• EXERCISE OBJECTIVE: Find the word "next" in the material below and gather every line that contains it.

======== RECORDS FOR PROCESSING

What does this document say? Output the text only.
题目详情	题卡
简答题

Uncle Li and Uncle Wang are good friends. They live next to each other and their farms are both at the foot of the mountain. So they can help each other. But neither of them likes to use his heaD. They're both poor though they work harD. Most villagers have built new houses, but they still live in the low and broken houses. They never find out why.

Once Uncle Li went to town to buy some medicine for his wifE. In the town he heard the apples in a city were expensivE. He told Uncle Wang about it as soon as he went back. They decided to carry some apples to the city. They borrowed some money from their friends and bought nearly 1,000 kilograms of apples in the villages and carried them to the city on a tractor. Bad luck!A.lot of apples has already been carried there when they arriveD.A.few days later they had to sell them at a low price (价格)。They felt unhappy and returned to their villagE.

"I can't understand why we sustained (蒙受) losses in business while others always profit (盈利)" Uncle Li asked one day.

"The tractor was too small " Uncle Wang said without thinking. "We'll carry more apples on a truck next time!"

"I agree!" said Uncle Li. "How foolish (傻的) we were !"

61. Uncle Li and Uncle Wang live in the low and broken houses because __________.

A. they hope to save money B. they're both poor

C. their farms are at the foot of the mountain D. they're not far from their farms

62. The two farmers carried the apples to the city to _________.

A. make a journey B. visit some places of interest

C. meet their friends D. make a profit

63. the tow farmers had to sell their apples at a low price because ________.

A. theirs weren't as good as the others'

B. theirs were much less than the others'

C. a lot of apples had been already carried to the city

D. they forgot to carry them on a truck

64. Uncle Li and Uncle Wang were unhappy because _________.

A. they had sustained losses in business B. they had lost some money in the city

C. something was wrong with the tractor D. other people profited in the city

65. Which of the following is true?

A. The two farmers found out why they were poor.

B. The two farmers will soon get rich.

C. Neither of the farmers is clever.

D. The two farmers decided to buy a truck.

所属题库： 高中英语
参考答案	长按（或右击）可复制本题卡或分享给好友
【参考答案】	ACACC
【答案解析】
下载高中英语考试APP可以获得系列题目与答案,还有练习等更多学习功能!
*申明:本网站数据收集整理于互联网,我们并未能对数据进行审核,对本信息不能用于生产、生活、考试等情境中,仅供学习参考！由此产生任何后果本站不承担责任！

================

• RESPONSE BELOW:
Uncle Li and Uncle Wang are good friends. They live next to each other and their farms are both at the foot of the mountain. So they can help each other. But neither of them likes to use his heaD. They're both poor though they work harD. Most villagers have built new houses, but they still live in the low and broken houses. They never find out why.
"The tractor was too small " Uncle Wang said without thinking. "We'll carry more apples on a truck next time!"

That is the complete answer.